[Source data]
--------------------------------------------------

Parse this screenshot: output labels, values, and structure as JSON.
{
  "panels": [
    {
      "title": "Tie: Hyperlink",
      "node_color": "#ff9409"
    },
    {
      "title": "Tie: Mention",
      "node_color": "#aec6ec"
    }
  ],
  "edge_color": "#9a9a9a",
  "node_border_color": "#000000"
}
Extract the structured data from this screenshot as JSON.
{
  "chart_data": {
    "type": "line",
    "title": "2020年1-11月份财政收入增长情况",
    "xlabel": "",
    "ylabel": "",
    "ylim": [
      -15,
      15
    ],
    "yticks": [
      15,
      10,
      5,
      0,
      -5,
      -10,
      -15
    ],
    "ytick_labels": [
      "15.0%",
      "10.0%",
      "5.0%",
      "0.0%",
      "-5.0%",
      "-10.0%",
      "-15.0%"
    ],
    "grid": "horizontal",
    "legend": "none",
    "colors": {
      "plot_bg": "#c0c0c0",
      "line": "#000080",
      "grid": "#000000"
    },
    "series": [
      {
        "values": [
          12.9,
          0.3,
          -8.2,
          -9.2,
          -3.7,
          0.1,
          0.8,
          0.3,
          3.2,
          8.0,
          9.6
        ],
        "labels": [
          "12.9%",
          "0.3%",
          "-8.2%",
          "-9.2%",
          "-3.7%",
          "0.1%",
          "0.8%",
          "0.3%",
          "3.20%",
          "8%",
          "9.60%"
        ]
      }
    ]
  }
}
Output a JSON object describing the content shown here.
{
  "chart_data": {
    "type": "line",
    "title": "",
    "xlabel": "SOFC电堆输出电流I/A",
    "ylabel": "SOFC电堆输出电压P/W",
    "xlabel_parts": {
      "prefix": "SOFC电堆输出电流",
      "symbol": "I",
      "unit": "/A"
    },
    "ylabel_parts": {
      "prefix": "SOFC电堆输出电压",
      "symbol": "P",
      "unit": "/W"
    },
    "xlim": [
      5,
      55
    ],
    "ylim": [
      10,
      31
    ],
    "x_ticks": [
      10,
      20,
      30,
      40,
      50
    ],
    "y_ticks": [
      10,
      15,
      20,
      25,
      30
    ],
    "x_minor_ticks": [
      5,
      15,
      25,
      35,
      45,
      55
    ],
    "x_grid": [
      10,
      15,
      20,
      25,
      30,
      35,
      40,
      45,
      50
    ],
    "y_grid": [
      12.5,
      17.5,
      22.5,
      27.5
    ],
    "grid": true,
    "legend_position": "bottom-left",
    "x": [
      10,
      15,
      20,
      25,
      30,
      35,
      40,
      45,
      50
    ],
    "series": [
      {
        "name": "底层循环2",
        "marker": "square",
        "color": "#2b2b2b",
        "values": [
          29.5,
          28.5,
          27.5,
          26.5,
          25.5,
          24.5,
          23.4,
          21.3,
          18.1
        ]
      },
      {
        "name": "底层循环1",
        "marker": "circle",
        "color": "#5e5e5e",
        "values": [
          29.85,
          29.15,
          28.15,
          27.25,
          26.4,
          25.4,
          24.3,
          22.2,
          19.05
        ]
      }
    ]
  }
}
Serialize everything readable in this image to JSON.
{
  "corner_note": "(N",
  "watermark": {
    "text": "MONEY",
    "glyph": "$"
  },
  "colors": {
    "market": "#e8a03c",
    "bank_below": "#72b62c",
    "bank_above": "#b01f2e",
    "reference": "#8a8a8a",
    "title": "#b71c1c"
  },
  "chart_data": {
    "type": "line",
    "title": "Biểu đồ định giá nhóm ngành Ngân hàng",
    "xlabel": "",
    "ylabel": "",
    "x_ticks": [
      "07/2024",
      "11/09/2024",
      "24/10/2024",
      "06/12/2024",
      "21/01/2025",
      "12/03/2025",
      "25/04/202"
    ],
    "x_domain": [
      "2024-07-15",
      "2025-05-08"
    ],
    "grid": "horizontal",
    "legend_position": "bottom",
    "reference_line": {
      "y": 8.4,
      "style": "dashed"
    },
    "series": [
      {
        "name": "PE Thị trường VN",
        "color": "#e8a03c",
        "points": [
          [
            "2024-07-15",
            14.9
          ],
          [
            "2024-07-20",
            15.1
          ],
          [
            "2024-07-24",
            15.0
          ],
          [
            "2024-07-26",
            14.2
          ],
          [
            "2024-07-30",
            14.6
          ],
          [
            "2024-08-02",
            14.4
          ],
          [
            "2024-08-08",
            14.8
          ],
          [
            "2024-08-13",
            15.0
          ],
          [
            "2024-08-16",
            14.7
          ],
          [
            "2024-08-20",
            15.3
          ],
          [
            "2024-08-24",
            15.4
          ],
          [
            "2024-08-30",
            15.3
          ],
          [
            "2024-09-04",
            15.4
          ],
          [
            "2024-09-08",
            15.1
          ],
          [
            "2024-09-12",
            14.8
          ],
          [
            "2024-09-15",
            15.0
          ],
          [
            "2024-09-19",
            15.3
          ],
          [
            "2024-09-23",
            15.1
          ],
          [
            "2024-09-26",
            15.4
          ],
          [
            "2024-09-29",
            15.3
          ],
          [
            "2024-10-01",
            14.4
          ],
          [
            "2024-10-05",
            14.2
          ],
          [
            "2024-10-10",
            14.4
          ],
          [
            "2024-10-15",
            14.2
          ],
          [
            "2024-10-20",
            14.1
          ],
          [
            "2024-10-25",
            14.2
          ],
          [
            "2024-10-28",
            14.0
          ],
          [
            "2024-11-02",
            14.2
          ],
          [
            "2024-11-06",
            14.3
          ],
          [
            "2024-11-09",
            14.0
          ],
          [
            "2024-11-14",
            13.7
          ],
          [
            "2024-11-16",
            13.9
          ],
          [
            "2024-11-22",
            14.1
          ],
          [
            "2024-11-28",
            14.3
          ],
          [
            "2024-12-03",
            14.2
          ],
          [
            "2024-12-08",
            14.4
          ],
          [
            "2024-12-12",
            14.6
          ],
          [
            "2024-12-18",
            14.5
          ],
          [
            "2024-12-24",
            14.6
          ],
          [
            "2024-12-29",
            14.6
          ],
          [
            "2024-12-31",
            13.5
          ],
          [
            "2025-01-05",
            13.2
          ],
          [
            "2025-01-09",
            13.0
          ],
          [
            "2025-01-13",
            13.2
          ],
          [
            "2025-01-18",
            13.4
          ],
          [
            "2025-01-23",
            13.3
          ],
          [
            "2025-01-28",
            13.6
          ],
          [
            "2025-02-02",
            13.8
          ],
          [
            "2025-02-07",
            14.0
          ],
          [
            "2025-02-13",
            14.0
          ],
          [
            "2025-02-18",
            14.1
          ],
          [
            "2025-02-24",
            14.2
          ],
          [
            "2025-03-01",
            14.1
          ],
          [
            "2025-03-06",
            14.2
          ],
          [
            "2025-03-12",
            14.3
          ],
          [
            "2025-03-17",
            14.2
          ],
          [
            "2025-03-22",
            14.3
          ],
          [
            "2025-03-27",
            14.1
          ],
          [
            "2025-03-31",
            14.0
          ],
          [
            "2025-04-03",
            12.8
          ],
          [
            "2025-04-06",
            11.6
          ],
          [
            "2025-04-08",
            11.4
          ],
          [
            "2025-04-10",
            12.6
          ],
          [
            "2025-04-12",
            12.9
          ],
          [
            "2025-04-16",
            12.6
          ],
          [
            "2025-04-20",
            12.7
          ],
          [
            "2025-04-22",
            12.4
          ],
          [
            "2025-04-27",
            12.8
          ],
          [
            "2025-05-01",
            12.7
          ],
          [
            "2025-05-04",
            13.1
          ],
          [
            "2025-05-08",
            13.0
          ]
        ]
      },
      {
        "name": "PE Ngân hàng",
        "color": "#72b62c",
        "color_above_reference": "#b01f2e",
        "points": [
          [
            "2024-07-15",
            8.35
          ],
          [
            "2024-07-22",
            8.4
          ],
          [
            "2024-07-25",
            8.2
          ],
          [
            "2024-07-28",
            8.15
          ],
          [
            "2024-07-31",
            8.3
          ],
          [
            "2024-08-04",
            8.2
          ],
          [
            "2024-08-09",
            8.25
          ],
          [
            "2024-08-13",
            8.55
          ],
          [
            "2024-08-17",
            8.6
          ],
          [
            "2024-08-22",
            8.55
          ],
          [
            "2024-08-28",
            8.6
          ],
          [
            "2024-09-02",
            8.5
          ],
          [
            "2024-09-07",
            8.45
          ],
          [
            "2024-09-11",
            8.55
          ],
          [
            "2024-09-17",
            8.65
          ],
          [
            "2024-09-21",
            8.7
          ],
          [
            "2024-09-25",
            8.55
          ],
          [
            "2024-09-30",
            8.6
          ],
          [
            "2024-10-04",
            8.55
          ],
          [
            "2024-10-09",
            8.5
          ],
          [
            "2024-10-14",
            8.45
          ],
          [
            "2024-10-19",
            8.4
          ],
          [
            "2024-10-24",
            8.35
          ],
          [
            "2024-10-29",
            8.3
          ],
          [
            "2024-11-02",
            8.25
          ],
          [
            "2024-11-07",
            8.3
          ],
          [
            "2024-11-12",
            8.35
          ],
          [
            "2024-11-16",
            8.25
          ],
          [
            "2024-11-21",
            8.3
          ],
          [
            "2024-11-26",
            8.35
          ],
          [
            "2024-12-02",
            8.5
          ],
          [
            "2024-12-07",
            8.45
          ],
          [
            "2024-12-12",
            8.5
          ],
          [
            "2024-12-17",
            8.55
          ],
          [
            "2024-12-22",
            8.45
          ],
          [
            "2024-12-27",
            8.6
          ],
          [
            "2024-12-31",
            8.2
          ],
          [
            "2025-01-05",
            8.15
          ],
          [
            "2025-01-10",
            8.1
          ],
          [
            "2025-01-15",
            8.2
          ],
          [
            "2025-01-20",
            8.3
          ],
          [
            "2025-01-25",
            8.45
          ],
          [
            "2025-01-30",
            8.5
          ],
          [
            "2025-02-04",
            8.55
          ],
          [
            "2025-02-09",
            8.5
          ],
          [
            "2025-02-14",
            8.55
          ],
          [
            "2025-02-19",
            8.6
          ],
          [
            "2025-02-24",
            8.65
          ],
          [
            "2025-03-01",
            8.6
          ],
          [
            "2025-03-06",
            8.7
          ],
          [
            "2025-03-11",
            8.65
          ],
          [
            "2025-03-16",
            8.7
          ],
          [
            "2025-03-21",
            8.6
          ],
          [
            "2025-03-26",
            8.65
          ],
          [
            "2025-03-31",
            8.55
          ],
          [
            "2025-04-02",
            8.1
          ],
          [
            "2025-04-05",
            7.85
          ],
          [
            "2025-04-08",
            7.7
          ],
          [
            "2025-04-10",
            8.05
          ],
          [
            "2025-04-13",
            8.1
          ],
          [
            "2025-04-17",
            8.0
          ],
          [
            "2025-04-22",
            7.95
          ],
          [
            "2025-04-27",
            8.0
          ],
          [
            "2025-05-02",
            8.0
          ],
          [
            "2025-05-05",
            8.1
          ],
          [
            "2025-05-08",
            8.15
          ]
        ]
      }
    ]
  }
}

--------------------------------------------------

Exercise task: Reproduce every line from the entries that holds the word "hàng".

Written answer:
    "title": "Biểu đồ định giá nhóm ngành Ngân hàng",
        "name": "PE Ngân hàng",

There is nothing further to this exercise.